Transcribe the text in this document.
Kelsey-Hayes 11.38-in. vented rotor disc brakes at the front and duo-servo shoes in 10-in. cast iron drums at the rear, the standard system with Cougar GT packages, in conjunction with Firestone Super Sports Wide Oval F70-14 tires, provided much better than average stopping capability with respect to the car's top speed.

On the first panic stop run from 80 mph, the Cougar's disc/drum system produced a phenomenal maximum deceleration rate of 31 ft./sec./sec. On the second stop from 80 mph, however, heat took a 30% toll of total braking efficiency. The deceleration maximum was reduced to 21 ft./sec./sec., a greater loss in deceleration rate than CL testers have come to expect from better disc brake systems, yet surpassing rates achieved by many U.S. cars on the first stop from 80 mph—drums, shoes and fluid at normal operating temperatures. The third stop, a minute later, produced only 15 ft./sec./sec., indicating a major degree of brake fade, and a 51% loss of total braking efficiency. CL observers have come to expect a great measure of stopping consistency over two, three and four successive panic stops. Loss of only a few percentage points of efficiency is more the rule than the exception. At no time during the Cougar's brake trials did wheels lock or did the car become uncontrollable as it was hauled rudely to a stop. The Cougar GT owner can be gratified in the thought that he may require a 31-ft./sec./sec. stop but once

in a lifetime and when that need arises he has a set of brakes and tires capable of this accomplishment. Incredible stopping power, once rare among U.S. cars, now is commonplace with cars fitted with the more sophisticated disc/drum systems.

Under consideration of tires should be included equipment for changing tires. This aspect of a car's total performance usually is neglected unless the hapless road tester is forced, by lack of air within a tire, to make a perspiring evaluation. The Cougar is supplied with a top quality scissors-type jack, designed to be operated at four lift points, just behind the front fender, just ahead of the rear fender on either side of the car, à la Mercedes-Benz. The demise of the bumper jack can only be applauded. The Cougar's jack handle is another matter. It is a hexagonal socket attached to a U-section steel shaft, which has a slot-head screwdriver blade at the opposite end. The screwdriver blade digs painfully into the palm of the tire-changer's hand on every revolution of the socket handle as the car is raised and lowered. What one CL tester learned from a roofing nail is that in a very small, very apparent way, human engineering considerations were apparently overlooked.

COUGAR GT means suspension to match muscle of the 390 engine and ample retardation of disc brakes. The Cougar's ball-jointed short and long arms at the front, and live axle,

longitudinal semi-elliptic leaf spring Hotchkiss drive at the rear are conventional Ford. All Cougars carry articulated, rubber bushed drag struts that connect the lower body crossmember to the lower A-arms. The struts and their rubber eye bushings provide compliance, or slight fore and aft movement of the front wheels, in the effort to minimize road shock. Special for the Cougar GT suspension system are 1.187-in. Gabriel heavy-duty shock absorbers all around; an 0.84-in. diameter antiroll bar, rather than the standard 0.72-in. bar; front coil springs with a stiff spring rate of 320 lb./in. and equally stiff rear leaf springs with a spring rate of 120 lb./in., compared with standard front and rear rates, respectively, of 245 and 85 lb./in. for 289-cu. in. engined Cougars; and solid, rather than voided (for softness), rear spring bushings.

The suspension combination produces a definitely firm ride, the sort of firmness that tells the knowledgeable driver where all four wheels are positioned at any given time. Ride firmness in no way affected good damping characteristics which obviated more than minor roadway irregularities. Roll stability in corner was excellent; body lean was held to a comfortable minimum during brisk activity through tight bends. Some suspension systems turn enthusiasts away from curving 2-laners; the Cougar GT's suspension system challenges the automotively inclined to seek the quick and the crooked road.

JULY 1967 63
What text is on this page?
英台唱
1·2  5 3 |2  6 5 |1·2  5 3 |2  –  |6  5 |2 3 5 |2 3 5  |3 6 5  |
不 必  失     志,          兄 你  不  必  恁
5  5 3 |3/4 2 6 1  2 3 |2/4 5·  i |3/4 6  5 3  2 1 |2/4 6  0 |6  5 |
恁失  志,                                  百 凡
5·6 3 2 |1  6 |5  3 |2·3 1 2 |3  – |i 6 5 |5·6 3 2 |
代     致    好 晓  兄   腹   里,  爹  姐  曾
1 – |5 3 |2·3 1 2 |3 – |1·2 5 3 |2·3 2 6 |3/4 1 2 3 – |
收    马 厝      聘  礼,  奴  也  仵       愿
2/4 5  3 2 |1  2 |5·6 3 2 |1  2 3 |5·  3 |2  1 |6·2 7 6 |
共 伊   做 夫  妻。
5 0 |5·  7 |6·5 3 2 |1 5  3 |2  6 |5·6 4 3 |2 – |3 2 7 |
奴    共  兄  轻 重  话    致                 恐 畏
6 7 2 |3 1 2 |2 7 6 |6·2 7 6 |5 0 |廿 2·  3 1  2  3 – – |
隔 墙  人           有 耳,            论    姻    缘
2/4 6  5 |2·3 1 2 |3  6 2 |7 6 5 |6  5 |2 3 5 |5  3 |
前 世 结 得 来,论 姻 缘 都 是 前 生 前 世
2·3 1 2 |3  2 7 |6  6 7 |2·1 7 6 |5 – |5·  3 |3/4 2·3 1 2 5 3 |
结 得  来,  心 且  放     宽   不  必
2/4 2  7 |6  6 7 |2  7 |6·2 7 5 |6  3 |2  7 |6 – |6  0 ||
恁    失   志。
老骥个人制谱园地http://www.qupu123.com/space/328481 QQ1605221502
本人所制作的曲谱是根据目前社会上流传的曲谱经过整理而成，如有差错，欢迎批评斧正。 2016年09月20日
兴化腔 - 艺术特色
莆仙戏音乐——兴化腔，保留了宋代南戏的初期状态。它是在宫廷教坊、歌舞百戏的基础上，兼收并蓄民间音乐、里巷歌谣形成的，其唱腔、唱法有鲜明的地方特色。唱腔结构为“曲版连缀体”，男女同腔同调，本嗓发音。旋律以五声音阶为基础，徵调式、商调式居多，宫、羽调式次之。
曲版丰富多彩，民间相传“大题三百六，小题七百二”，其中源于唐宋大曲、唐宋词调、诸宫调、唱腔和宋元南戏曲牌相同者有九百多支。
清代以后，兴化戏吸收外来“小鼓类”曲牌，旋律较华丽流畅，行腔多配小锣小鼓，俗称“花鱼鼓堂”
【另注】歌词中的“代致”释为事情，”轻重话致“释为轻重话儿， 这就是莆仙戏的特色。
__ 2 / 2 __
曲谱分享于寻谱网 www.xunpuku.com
━━━━━━━━━━
**WHAT THIS TASK INVOLVES**. Your task is to repeat every line exactly.

**SOLUTION**.
Transcribe the text in this document.
Kelsey-Hayes 11.38-in. vented rotor disc brakes at the front and duo-servo shoes in 10-in. cast iron drums at the rear, the standard system with Cougar GT packages, in conjunction with Firestone Super Sports Wide Oval F70-14 tires, provided much better than average stopping capability with respect to the car's top speed.

On the first panic stop run from 80 mph, the Cougar's disc/drum system produced a phenomenal maximum deceleration rate of 31 ft./sec./sec. On the second stop from 80 mph, however, heat took a 30% toll of total braking efficiency. The deceleration maximum was reduced to 21 ft./sec./sec., a greater loss in deceleration rate than CL testers have come to expect from better disc brake systems, yet surpassing rates achieved by many U.S. cars on the first stop from 80 mph—drums, shoes and fluid at normal operating temperatures. The third stop, a minute later, produced only 15 ft./sec./sec., indicating a major degree of brake fade, and a 51% loss of total braking efficiency. CL observers have come to expect a great measure of stopping consistency over two, three and four successive panic stops. Loss of only a few percentage points of efficiency is more the rule than the exception. At no time during the Cougar's brake trials did wheels lock or did the car become uncontrollable as it was hauled rudely to a stop. The Cougar GT owner can be gratified in the thought that he may require a 31-ft./sec./sec. stop but once

in a lifetime and when that need arises he has a set of brakes and tires capable of this accomplishment. Incredible stopping power, once rare among U.S. cars, now is commonplace with cars fitted with the more sophisticated disc/drum systems.

Under consideration of tires should be included equipment for changing tires. This aspect of a car's total performance usually is neglected unless the hapless road tester is forced, by lack of air within a tire, to make a perspiring evaluation. The Cougar is supplied with a top quality scissors-type jack, designed to be operated at four lift points, just behind the front fender, just ahead of the rear fender on either side of the car, à la Mercedes-Benz. The demise of the bumper jack can only be applauded. The Cougar's jack handle is another matter. It is a hexagonal socket attached to a U-section steel shaft, which has a slot-head screwdriver blade at the opposite end. The screwdriver blade digs painfully into the palm of the tire-changer's hand on every revolution of the socket handle as the car is raised and lowered. What one CL tester learned from a roofing nail is that in a very small, very apparent way, human engineering considerations were apparently overlooked.

COUGAR GT means suspension to match muscle of the 390 engine and ample retardation of disc brakes. The Cougar's ball-jointed short and long arms at the front, and live axle,

longitudinal semi-elliptic leaf spring Hotchkiss drive at the rear are conventional Ford. All Cougars carry articulated, rubber bushed drag struts that connect the lower body crossmember to the lower A-arms. The struts and their rubber eye bushings provide compliance, or slight fore and aft movement of the front wheels, in the effort to minimize road shock. Special for the Cougar GT suspension system are 1.187-in. Gabriel heavy-duty shock absorbers all around; an 0.84-in. diameter antiroll bar, rather than the standard 0.72-in. bar; front coil springs with a stiff spring rate of 320 lb./in. and equally stiff rear leaf springs with a spring rate of 120 lb./in., compared with standard front and rear rates, respectively, of 245 and 85 lb./in. for 289-cu. in. engined Cougars; and solid, rather than voided (for softness), rear spring bushings.

The suspension combination produces a definitely firm ride, the sort of firmness that tells the knowledgeable driver where all four wheels are positioned at any given time. Ride firmness in no way affected good damping characteristics which obviated more than minor roadway irregularities. Roll stability in corner was excellent; body lean was held to a comfortable minimum during brisk activity through tight bends. Some suspension systems turn enthusiasts away from curving 2-laners; the Cougar GT's suspension system challenges the automotively inclined to seek the quick and the crooked road.

JULY 1967 63
What text is on this page?
英台唱
1·2  5 3 |2  6 5 |1·2  5 3 |2  –  |6  5 |2 3 5 |2 3 5  |3 6 5  |
不 必  失     志,          兄 你  不  必  恁
5  5 3 |3/4 2 6 1  2 3 |2/4 5·  i |3/4 6  5 3  2 1 |2/4 6  0 |6  5 |
恁失  志,                                  百 凡
5·6 3 2 |1  6 |5  3 |2·3 1 2 |3  – |i 6 5 |5·6 3 2 |
代     致    好 晓  兄   腹   里,  爹  姐  曾
1 – |5 3 |2·3 1 2 |3 – |1·2 5 3 |2·3 2 6 |3/4 1 2 3 – |
收    马 厝      聘  礼,  奴  也  仵       愿
2/4 5  3 2 |1  2 |5·6 3 2 |1  2 3 |5·  3 |2  1 |6·2 7 6 |
共 伊   做 夫  妻。
5 0 |5·  7 |6·5 3 2 |1 5  3 |2  6 |5·6 4 3 |2 – |3 2 7 |
奴    共  兄  轻 重  话    致                 恐 畏
6 7 2 |3 1 2 |2 7 6 |6·2 7 6 |5 0 |廿 2·  3 1  2  3 – – |
隔 墙  人           有 耳,            论    姻    缘
2/4 6  5 |2·3 1 2 |3  6 2 |7 6 5 |6  5 |2 3 5 |5  3 |
前 世 结 得 来,论 姻 缘 都 是 前 生 前 世
2·3 1 2 |3  2 7 |6  6 7 |2·1 7 6 |5 – |5·  3 |3/4 2·3 1 2 5 3 |
结 得  来,  心 且  放     宽   不  必
2/4 2  7 |6  6 7 |2  7 |6·2 7 5 |6  3 |2  7 |6 – |6  0 ||
恁    失   志。
老骥个人制谱园地http://www.qupu123.com/space/328481 QQ1605221502
本人所制作的曲谱是根据目前社会上流传的曲谱经过整理而成，如有差错，欢迎批评斧正。 2016年09月20日
兴化腔 - 艺术特色
莆仙戏音乐——兴化腔，保留了宋代南戏的初期状态。它是在宫廷教坊、歌舞百戏的基础上，兼收并蓄民间音乐、里巷歌谣形成的，其唱腔、唱法有鲜明的地方特色。唱腔结构为“曲版连缀体”，男女同腔同调，本嗓发音。旋律以五声音阶为基础，徵调式、商调式居多，宫、羽调式次之。
曲版丰富多彩，民间相传“大题三百六，小题七百二”，其中源于唐宋大曲、唐宋词调、诸宫调、唱腔和宋元南戏曲牌相同者有九百多支。
清代以后，兴化戏吸收外来“小鼓类”曲牌，旋律较华丽流畅，行腔多配小锣小鼓，俗称“花鱼鼓堂”
【另注】歌词中的“代致”释为事情，”轻重话致“释为轻重话儿， 这就是莆仙戏的特色。
__ 2 / 2 __
曲谱分享于寻谱网 www.xunpuku.com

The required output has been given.